▸ TASK TO COMPLETE
Go through the material below and report how many lines contain "distance". Give only the number.

Items from a dataset
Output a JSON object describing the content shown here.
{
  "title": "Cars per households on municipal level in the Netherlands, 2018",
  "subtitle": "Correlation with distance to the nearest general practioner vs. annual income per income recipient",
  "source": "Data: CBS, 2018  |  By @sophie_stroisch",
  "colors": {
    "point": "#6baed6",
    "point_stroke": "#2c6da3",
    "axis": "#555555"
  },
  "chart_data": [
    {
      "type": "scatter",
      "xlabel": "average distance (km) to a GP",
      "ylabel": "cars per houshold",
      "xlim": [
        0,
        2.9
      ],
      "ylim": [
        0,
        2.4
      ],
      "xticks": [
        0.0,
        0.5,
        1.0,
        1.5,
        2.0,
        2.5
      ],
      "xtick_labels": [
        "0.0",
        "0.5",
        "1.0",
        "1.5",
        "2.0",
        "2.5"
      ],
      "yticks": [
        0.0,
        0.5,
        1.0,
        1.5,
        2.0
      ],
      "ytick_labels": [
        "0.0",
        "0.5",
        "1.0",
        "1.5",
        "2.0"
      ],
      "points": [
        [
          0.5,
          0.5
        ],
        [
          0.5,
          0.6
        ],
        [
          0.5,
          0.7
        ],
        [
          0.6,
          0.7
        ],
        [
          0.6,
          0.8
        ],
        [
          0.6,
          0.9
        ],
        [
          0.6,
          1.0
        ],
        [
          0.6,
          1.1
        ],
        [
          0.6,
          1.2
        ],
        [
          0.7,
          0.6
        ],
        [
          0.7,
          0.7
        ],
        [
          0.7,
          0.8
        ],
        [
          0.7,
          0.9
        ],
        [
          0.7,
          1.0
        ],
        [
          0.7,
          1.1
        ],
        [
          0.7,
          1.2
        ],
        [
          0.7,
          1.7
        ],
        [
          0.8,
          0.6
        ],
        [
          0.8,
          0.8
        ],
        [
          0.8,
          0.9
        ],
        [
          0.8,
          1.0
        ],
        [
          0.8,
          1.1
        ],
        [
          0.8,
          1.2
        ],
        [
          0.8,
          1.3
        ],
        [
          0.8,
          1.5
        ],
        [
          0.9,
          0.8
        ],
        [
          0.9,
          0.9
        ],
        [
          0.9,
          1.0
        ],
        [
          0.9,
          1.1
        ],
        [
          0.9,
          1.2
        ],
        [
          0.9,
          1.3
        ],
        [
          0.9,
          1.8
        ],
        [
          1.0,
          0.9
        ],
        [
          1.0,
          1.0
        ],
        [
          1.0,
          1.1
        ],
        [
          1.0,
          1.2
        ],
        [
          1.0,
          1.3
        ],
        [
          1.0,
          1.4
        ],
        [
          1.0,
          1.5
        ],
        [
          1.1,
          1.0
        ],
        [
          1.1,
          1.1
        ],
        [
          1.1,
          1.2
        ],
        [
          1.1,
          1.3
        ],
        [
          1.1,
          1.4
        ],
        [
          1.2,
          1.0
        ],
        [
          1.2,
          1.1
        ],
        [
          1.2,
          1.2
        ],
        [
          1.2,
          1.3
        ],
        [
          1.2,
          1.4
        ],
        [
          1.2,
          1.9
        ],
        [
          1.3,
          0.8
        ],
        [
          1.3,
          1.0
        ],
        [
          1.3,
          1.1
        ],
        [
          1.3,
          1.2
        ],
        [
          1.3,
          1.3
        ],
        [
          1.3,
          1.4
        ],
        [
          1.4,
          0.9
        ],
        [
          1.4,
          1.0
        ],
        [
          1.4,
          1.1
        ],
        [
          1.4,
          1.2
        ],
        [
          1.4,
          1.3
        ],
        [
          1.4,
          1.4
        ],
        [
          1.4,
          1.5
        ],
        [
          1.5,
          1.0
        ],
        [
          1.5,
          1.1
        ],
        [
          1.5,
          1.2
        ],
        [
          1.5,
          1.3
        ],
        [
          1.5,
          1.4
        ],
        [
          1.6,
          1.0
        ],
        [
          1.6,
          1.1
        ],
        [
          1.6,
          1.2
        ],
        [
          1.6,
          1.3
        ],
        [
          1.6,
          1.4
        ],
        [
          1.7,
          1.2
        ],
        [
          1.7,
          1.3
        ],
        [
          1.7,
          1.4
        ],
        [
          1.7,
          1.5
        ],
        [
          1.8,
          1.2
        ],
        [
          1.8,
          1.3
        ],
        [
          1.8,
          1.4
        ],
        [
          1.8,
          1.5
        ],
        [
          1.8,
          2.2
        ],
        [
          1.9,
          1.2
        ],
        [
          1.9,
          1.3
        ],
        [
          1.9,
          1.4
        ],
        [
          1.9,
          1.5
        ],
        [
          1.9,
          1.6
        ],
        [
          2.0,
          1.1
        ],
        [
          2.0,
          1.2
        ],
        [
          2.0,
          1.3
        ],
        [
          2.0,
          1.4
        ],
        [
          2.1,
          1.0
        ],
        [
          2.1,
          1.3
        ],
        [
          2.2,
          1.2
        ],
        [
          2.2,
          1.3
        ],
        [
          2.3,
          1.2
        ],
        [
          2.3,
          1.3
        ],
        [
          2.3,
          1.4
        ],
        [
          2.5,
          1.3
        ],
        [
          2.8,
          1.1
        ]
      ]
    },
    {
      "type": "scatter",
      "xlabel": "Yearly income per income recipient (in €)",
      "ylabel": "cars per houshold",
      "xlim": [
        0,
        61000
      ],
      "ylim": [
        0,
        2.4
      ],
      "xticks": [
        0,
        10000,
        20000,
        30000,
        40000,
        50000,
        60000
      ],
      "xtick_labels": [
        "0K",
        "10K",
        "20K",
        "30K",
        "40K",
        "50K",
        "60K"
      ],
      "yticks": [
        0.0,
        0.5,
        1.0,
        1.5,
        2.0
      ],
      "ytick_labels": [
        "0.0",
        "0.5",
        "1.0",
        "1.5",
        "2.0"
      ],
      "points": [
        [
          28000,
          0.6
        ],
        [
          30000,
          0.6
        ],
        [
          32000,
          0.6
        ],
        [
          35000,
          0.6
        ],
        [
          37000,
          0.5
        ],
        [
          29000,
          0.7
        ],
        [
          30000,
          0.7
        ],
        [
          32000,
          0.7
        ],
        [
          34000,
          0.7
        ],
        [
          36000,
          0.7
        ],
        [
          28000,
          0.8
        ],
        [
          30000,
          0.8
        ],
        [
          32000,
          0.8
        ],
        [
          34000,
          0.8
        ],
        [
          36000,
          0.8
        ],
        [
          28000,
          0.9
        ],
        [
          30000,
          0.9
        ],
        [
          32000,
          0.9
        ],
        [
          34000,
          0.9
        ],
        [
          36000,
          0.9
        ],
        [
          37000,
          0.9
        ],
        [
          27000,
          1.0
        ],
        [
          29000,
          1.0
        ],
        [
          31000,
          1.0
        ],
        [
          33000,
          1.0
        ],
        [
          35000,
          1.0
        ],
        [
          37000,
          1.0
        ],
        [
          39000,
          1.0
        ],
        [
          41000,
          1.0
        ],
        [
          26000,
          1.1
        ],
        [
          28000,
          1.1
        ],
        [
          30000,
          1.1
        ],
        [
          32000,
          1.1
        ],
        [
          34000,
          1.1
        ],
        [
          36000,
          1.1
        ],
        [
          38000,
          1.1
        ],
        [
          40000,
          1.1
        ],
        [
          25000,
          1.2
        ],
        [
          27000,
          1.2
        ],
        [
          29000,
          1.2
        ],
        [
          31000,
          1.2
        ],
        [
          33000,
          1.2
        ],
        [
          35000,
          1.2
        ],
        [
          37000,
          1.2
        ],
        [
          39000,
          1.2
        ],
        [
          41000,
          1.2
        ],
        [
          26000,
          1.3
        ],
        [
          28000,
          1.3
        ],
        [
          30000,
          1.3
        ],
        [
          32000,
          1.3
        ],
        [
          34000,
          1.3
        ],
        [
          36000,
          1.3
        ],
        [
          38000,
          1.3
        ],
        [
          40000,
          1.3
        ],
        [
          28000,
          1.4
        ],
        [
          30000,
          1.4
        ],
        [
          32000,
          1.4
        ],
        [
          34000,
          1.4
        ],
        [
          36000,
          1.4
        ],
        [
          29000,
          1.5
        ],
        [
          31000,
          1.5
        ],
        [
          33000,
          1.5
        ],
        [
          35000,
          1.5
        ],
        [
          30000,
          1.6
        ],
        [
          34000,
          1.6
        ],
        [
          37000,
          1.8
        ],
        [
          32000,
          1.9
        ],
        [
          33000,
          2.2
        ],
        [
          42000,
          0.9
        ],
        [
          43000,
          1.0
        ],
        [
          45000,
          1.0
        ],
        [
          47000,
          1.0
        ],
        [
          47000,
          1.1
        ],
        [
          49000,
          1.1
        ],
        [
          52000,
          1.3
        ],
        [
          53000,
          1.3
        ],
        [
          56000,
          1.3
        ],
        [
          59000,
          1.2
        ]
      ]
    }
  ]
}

▸ SOLUTION TO THIS EXERCISE
2